— start Raw data —

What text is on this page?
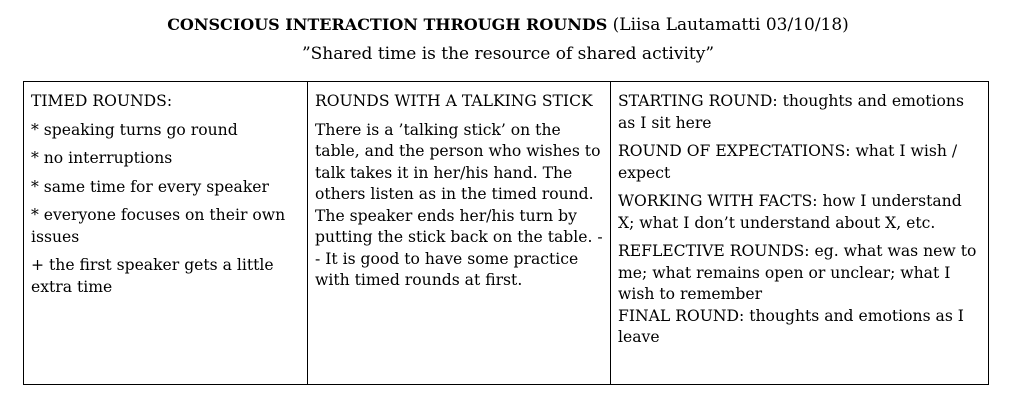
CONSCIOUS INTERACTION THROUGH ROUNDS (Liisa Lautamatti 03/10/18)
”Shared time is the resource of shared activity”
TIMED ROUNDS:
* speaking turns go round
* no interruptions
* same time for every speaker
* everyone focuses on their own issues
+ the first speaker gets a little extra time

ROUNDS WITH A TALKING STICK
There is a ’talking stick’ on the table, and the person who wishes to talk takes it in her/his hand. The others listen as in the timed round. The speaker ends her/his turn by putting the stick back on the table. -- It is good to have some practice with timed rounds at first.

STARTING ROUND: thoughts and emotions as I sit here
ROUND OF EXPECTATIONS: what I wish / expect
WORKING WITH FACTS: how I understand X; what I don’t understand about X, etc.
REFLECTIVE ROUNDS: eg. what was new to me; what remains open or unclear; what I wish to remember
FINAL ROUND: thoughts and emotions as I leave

— end Raw data —

[Stated task]: Go through the material and copy out every line with "speaker" in it.

[Result of this exercise]:
* same time for every speaker
+ the first speaker gets a little extra time
There is a ’talking stick’ on the table, and the person who wishes to talk takes it in her/his hand. The others listen as in the timed round. The speaker ends her/his turn by putting the stick back on the table. -- It is good to have some practice with timed rounds at first.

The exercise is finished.